▶ [Provided entries]:
# # # # # # #
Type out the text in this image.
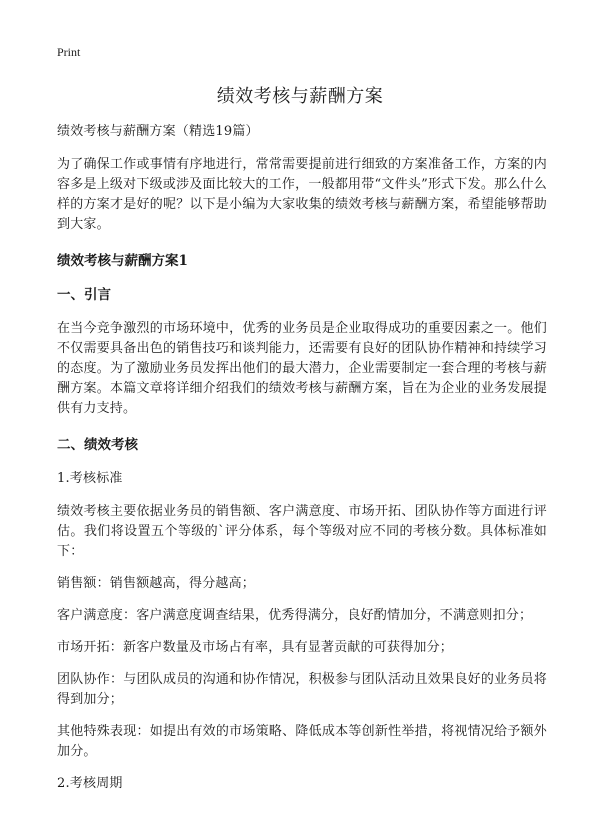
Print
绩效考核与薪酬方案

绩效考核与薪酬方案（精选19篇）

为了确保工作或事情有序地进行，常常需要提前进行细致的方案准备工作，方案的内容多是上级对下级或涉及面比较大的工作，一般都用带“文件头”形式下发。那么什么样的方案才是好的呢？以下是小编为大家收集的绩效考核与薪酬方案，希望能够帮助到大家。

绩效考核与薪酬方案1

一、引言

在当今竞争激烈的市场环境中，优秀的业务员是企业取得成功的重要因素之一。他们不仅需要具备出色的销售技巧和谈判能力，还需要有良好的团队协作精神和持续学习的态度。为了激励业务员发挥出他们的最大潜力，企业需要制定一套合理的考核与薪酬方案。本篇文章将详细介绍我们的绩效考核与薪酬方案，旨在为企业的业务发展提供有力支持。

二、绩效考核

1.考核标准

绩效考核主要依据业务员的销售额、客户满意度、市场开拓、团队协作等方面进行评估。我们将设置五个等级的`评分体系，每个等级对应不同的考核分数。具体标准如下：

销售额：销售额越高，得分越高；

客户满意度：客户满意度调查结果，优秀得满分，良好酌情加分，不满意则扣分；

市场开拓：新客户数量及市场占有率，具有显著贡献的可获得加分；

团队协作：与团队成员的沟通和协作情况，积极参与团队活动且效果良好的业务员将得到加分；

其他特殊表现：如提出有效的市场策略、降低成本等创新性举措，将视情况给予额外加分。

2.考核周期
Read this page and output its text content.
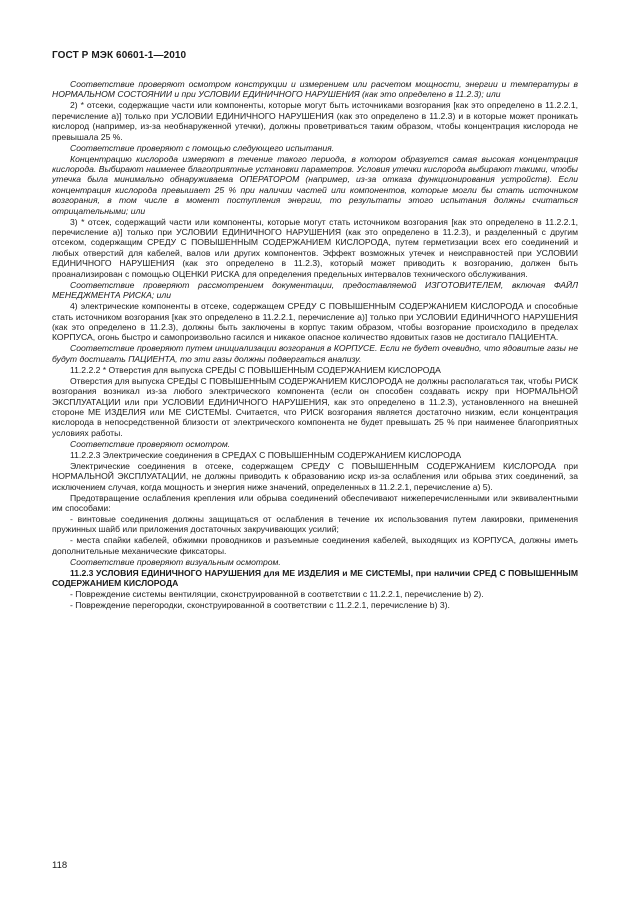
ГОСТ Р МЭК 60601-1—2010

Соответствие проверяют осмотром конструкции и измерением или расчетом мощности, энергии и температуры в НОРМАЛЬНОМ СОСТОЯНИИ и при УСЛОВИИ ЕДИНИЧНОГО НАРУШЕНИЯ (как это определено в 11.2.3); или

2) * отсеки, содержащие части или компоненты, которые могут быть источниками возгорания [как это определено в 11.2.2.1, перечисление а)] только при УСЛОВИИ ЕДИНИЧНОГО НАРУШЕНИЯ (как это определено в 11.2.3) и в которые может проникать кислород (например, из-за необнаруженной утечки), должны проветриваться таким образом, чтобы концентрация кислорода не превышала 25 %.

Соответствие проверяют с помощью следующего испытания.

Концентрацию кислорода измеряют в течение такого периода, в котором образуется самая высокая концентрация кислорода. Выбирают наименее благоприятные установки параметров. Условия утечки кислорода выбирают такими, чтобы утечка была минимально обнаруживаема ОПЕРАТОРОМ (например, из-за отказа функционирования устройств). Если концентрация кислорода превышает 25 % при наличии частей или компонентов, которые могли бы стать источником возгорания, в том числе в момент поступления энергии, то результаты этого испытания должны считаться отрицательными; или

3) * отсек, содержащий части или компоненты, которые могут стать источником возгорания [как это определено в 11.2.2.1, перечисление а)] только при УСЛОВИИ ЕДИНИЧНОГО НАРУШЕНИЯ (как это определено в 11.2.3), и разделенный с другим отсеком, содержащим СРЕДУ С ПОВЫШЕННЫМ СОДЕРЖАНИЕМ КИСЛОРОДА, путем герметизации всех его соединений и любых отверстий для кабелей, валов или других компонентов. Эффект возможных утечек и неисправностей при УСЛОВИИ ЕДИНИЧНОГО НАРУШЕНИЯ (как это определено в 11.2.3), который может приводить к возгоранию, должен быть проанализирован с помощью ОЦЕНКИ РИСКА для определения предельных интервалов технического обслуживания.

Соответствие проверяют рассмотрением документации, предоставляемой ИЗГОТОВИТЕЛЕМ, включая ФАЙЛ МЕНЕДЖМЕНТА РИСКА; или

4) электрические компоненты в отсеке, содержащем СРЕДУ С ПОВЫШЕННЫМ СОДЕРЖАНИЕМ КИСЛОРОДА и способные стать источником возгорания [как это определено в 11.2.2.1, перечисление а)] только при УСЛОВИИ ЕДИНИЧНОГО НАРУШЕНИЯ (как это определено в 11.2.3), должны быть заключены в корпус таким образом, чтобы возгорание происходило в пределах КОРПУСА, огонь быстро и самопроизвольно гасился и никакое опасное количество ядовитых газов не достигало ПАЦИЕНТА.

Соответствие проверяют путем инициализации возгорания в КОРПУСЕ. Если не будет очевидно, что ядовитые газы не будут достигать ПАЦИЕНТА, то эти газы должны подвергаться анализу.

11.2.2.2 * Отверстия для выпуска СРЕДЫ С ПОВЫШЕННЫМ СОДЕРЖАНИЕМ КИСЛОРОДА

Отверстия для выпуска СРЕДЫ С ПОВЫШЕННЫМ СОДЕРЖАНИЕМ КИСЛОРОДА не должны располагаться так, чтобы РИСК возгорания возникал из-за любого электрического компонента (если он способен создавать искру при НОРМАЛЬНОЙ ЭКСПЛУАТАЦИИ или при УСЛОВИИ ЕДИНИЧНОГО НАРУШЕНИЯ, как это определено в 11.2.3), установленного на внешней стороне МЕ ИЗДЕЛИЯ или МЕ СИСТЕМЫ. Считается, что РИСК возгорания является достаточно низким, если концентрация кислорода в непосредственной близости от электрического компонента не будет превышать 25 % при наименее благоприятных условиях работы.

Соответствие проверяют осмотром.

11.2.2.3 Электрические соединения в СРЕДАХ С ПОВЫШЕННЫМ СОДЕРЖАНИЕМ КИСЛОРОДА

Электрические соединения в отсеке, содержащем СРЕДУ С ПОВЫШЕННЫМ СОДЕРЖАНИЕМ КИСЛОРОДА при НОРМАЛЬНОЙ ЭКСПЛУАТАЦИИ, не должны приводить к образованию искр из-за ослабления или обрыва этих соединений, за исключением случая, когда мощность и энергия ниже значений, определенных в 11.2.2.1, перечисление а) 5).

Предотвращение ослабления крепления или обрыва соединений обеспечивают нижеперечисленными или эквивалентными им способами:

- винтовые соединения должны защищаться от ослабления в течение их использования путем лакировки, применения пружинных шайб или приложения достаточных закручивающих усилий;

- места спайки кабелей, обжимки проводников и разъемные соединения кабелей, выходящих из КОРПУСА, должны иметь дополнительные механические фиксаторы.

Соответствие проверяют визуальным осмотром.

11.2.3 УСЛОВИЯ ЕДИНИЧНОГО НАРУШЕНИЯ для МЕ ИЗДЕЛИЯ и МЕ СИСТЕМЫ, при наличии СРЕД С ПОВЫШЕННЫМ СОДЕРЖАНИЕМ КИСЛОРОДА

- Повреждение системы вентиляции, сконструированной в соответствии с 11.2.2.1, перечисление b) 2).

- Повреждение перегородки, сконструированной в соответствии с 11.2.2.1, перечисление b) 3).

118
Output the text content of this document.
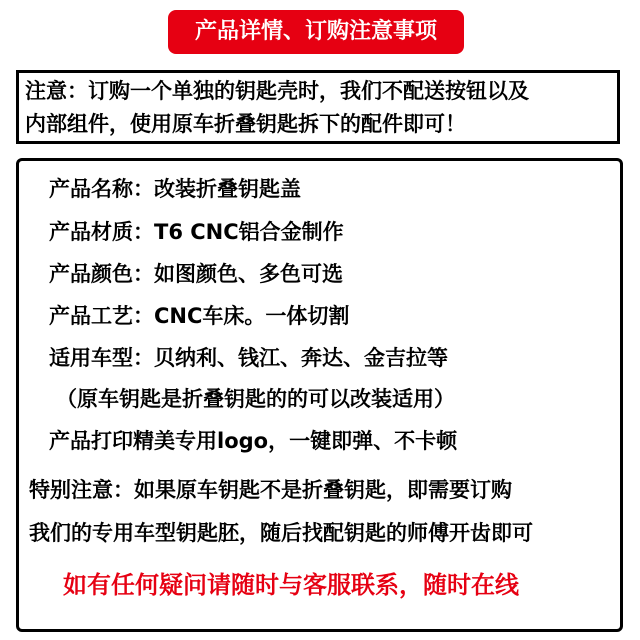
产品详情、订购注意事项
注意：订购一个单独的钥匙壳时，我们不配送按钮以及
内部组件，使用原车折叠钥匙拆下的配件即可！
产品名称：改装折叠钥匙盖
产品材质：T6 CNC铝合金制作
产品颜色：如图颜色、多色可选
产品工艺：CNC车床。一体切割
适用车型：贝纳利、钱江、奔达、金吉拉等
（原车钥匙是折叠钥匙的的可以改装适用）
产品打印精美专用logo，一键即弹、不卡顿
特别注意：如果原车钥匙不是折叠钥匙，即需要订购
我们的专用车型钥匙胚，随后找配钥匙的师傅开齿即可
如有任何疑问请随时与客服联系，随时在线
# # # # # # #
▶ [Exercise description]: Go through the preceding material and copy each line that has the word "客户满意度".

▶ [Final answer]:
绩效考核主要依据业务员的销售额、客户满意度、市场开拓、团队协作等方面进行评估。我们将设置五个等级的`评分体系，每个等级对应不同的考核分数。具体标准如下：
客户满意度：客户满意度调查结果，优秀得满分，良好酌情加分，不满意则扣分；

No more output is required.